SUPPLIED RECORDS ▸

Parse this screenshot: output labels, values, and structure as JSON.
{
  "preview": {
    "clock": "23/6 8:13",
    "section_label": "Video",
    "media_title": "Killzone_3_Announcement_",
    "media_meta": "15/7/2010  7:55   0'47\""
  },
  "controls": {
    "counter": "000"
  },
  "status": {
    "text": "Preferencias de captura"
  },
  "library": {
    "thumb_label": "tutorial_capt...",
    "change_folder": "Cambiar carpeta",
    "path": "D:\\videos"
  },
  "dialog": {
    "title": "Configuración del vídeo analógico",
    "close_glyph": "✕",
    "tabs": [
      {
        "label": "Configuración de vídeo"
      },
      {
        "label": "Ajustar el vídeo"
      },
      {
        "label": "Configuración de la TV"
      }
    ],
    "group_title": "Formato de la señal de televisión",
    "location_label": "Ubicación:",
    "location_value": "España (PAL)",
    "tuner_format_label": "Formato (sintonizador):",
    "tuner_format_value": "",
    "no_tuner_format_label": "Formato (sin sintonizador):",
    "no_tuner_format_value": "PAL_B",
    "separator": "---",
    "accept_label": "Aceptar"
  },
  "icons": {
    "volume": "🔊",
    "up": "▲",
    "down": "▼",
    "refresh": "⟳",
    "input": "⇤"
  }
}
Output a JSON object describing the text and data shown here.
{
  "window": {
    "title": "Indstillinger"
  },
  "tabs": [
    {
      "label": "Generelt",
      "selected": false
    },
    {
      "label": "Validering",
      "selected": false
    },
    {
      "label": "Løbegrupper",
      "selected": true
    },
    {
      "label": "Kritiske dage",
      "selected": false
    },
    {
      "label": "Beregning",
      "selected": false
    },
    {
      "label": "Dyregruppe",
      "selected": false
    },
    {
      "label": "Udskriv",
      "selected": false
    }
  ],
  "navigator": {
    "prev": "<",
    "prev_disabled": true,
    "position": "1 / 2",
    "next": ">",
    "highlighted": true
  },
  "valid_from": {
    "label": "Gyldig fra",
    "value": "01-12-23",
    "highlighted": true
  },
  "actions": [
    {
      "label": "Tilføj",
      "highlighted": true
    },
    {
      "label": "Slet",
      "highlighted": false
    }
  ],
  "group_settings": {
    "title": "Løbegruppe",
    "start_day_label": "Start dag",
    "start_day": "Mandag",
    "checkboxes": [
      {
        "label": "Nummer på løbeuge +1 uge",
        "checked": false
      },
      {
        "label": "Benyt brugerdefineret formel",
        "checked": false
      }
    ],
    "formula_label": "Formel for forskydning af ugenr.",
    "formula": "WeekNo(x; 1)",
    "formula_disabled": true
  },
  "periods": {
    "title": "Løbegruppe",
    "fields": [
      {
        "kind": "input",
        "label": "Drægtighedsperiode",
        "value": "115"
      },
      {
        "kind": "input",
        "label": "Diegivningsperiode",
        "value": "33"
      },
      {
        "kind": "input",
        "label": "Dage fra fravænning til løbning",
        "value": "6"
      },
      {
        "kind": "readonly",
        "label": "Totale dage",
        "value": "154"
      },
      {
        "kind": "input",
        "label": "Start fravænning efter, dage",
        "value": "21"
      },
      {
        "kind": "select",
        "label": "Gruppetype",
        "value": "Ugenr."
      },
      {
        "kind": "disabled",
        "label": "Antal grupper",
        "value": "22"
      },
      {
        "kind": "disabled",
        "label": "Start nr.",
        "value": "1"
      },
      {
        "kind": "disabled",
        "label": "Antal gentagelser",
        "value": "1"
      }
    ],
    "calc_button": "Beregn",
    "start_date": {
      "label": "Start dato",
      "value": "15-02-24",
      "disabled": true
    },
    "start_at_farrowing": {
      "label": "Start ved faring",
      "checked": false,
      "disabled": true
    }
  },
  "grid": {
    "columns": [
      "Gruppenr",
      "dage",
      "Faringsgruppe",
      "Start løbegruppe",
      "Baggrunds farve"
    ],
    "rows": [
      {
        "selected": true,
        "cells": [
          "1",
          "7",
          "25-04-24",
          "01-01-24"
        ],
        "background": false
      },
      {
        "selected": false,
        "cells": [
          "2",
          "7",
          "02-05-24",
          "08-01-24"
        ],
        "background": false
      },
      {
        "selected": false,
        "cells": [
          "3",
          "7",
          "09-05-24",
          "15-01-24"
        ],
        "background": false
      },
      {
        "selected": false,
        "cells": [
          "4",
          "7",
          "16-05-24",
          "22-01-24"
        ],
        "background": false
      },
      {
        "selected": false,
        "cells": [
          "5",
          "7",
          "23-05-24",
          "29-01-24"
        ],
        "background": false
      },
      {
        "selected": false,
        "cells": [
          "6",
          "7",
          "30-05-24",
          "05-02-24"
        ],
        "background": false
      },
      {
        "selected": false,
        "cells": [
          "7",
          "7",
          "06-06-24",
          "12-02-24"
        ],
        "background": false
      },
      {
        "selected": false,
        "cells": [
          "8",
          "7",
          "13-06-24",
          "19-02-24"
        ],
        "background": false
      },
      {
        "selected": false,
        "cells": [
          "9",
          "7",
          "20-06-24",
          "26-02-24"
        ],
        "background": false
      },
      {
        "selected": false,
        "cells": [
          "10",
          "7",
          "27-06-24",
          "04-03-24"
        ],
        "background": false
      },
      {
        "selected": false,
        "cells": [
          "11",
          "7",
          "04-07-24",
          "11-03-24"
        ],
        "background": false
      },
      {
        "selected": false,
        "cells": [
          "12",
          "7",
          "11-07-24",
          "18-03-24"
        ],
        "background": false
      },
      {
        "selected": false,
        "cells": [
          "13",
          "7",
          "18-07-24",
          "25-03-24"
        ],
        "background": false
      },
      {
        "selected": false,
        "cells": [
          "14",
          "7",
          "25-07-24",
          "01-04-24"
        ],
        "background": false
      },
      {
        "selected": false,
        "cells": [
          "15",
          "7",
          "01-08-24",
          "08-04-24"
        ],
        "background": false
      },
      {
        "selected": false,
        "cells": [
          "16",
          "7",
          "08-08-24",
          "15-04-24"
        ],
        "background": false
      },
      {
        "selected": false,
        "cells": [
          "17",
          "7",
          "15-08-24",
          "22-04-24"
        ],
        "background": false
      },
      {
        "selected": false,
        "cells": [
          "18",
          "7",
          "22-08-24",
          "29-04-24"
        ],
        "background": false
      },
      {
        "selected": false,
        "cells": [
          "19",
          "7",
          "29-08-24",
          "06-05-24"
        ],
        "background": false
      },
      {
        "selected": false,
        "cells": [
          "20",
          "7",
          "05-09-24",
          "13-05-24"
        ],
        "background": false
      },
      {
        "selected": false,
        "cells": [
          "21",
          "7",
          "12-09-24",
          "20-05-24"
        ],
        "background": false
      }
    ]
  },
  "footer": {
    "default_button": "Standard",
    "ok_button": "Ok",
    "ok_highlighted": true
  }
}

EXERCISE DETAILS ▸ Retype all of the material, keeping each line exact.

WRITTEN ANSWER ▸
Parse this screenshot: output labels, values, and structure as JSON.
{
  "preview": {
    "clock": "23/6 8:13",
    "section_label": "Video",
    "media_title": "Killzone_3_Announcement_",
    "media_meta": "15/7/2010  7:55   0'47\""
  },
  "controls": {
    "counter": "000"
  },
  "status": {
    "text": "Preferencias de captura"
  },
  "library": {
    "thumb_label": "tutorial_capt...",
    "change_folder": "Cambiar carpeta",
    "path": "D:\\videos"
  },
  "dialog": {
    "title": "Configuración del vídeo analógico",
    "close_glyph": "✕",
    "tabs": [
      {
        "label": "Configuración de vídeo"
      },
      {
        "label": "Ajustar el vídeo"
      },
      {
        "label": "Configuración de la TV"
      }
    ],
    "group_title": "Formato de la señal de televisión",
    "location_label": "Ubicación:",
    "location_value": "España (PAL)",
    "tuner_format_label": "Formato (sintonizador):",
    "tuner_format_value": "",
    "no_tuner_format_label": "Formato (sin sintonizador):",
    "no_tuner_format_value": "PAL_B",
    "separator": "---",
    "accept_label": "Aceptar"
  },
  "icons": {
    "volume": "🔊",
    "up": "▲",
    "down": "▼",
    "refresh": "⟳",
    "input": "⇤"
  }
}
Output a JSON object describing the text and data shown here.
{
  "window": {
    "title": "Indstillinger"
  },
  "tabs": [
    {
      "label": "Generelt",
      "selected": false
    },
    {
      "label": "Validering",
      "selected": false
    },
    {
      "label": "Løbegrupper",
      "selected": true
    },
    {
      "label": "Kritiske dage",
      "selected": false
    },
    {
      "label": "Beregning",
      "selected": false
    },
    {
      "label": "Dyregruppe",
      "selected": false
    },
    {
      "label": "Udskriv",
      "selected": false
    }
  ],
  "navigator": {
    "prev": "<",
    "prev_disabled": true,
    "position": "1 / 2",
    "next": ">",
    "highlighted": true
  },
  "valid_from": {
    "label": "Gyldig fra",
    "value": "01-12-23",
    "highlighted": true
  },
  "actions": [
    {
      "label": "Tilføj",
      "highlighted": true
    },
    {
      "label": "Slet",
      "highlighted": false
    }
  ],
  "group_settings": {
    "title": "Løbegruppe",
    "start_day_label": "Start dag",
    "start_day": "Mandag",
    "checkboxes": [
      {
        "label": "Nummer på løbeuge +1 uge",
        "checked": false
      },
      {
        "label": "Benyt brugerdefineret formel",
        "checked": false
      }
    ],
    "formula_label": "Formel for forskydning af ugenr.",
    "formula": "WeekNo(x; 1)",
    "formula_disabled": true
  },
  "periods": {
    "title": "Løbegruppe",
    "fields": [
      {
        "kind": "input",
        "label": "Drægtighedsperiode",
        "value": "115"
      },
      {
        "kind": "input",
        "label": "Diegivningsperiode",
        "value": "33"
      },
      {
        "kind": "input",
        "label": "Dage fra fravænning til løbning",
        "value": "6"
      },
      {
        "kind": "readonly",
        "label": "Totale dage",
        "value": "154"
      },
      {
        "kind": "input",
        "label": "Start fravænning efter, dage",
        "value": "21"
      },
      {
        "kind": "select",
        "label": "Gruppetype",
        "value": "Ugenr."
      },
      {
        "kind": "disabled",
        "label": "Antal grupper",
        "value": "22"
      },
      {
        "kind": "disabled",
        "label": "Start nr.",
        "value": "1"
      },
      {
        "kind": "disabled",
        "label": "Antal gentagelser",
        "value": "1"
      }
    ],
    "calc_button": "Beregn",
    "start_date": {
      "label": "Start dato",
      "value": "15-02-24",
      "disabled": true
    },
    "start_at_farrowing": {
      "label": "Start ved faring",
      "checked": false,
      "disabled": true
    }
  },
  "grid": {
    "columns": [
      "Gruppenr",
      "dage",
      "Faringsgruppe",
      "Start løbegruppe",
      "Baggrunds farve"
    ],
    "rows": [
      {
        "selected": true,
        "cells": [
          "1",
          "7",
          "25-04-24",
          "01-01-24"
        ],
        "background": false
      },
      {
        "selected": false,
        "cells": [
          "2",
          "7",
          "02-05-24",
          "08-01-24"
        ],
        "background": false
      },
      {
        "selected": false,
        "cells": [
          "3",
          "7",
          "09-05-24",
          "15-01-24"
        ],
        "background": false
      },
      {
        "selected": false,
        "cells": [
          "4",
          "7",
          "16-05-24",
          "22-01-24"
        ],
        "background": false
      },
      {
        "selected": false,
        "cells": [
          "5",
          "7",
          "23-05-24",
          "29-01-24"
        ],
        "background": false
      },
      {
        "selected": false,
        "cells": [
          "6",
          "7",
          "30-05-24",
          "05-02-24"
        ],
        "background": false
      },
      {
        "selected": false,
        "cells": [
          "7",
          "7",
          "06-06-24",
          "12-02-24"
        ],
        "background": false
      },
      {
        "selected": false,
        "cells": [
          "8",
          "7",
          "13-06-24",
          "19-02-24"
        ],
        "background": false
      },
      {
        "selected": false,
        "cells": [
          "9",
          "7",
          "20-06-24",
          "26-02-24"
        ],
        "background": false
      },
      {
        "selected": false,
        "cells": [
          "10",
          "7",
          "27-06-24",
          "04-03-24"
        ],
        "background": false
      },
      {
        "selected": false,
        "cells": [
          "11",
          "7",
          "04-07-24",
          "11-03-24"
        ],
        "background": false
      },
      {
        "selected": false,
        "cells": [
          "12",
          "7",
          "11-07-24",
          "18-03-24"
        ],
        "background": false
      },
      {
        "selected": false,
        "cells": [
          "13",
          "7",
          "18-07-24",
          "25-03-24"
        ],
        "background": false
      },
      {
        "selected": false,
        "cells": [
          "14",
          "7",
          "25-07-24",
          "01-04-24"
        ],
        "background": false
      },
      {
        "selected": false,
        "cells": [
          "15",
          "7",
          "01-08-24",
          "08-04-24"
        ],
        "background": false
      },
      {
        "selected": false,
        "cells": [
          "16",
          "7",
          "08-08-24",
          "15-04-24"
        ],
        "background": false
      },
      {
        "selected": false,
        "cells": [
          "17",
          "7",
          "15-08-24",
          "22-04-24"
        ],
        "background": false
      },
      {
        "selected": false,
        "cells": [
          "18",
          "7",
          "22-08-24",
          "29-04-24"
        ],
        "background": false
      },
      {
        "selected": false,
        "cells": [
          "19",
          "7",
          "29-08-24",
          "06-05-24"
        ],
        "background": false
      },
      {
        "selected": false,
        "cells": [
          "20",
          "7",
          "05-09-24",
          "13-05-24"
        ],
        "background": false
      },
      {
        "selected": false,
        "cells": [
          "21",
          "7",
          "12-09-24",
          "20-05-24"
        ],
        "background": false
      }
    ]
  },
  "footer": {
    "default_button": "Standard",
    "ok_button": "Ok",
    "ok_highlighted": true
  }
}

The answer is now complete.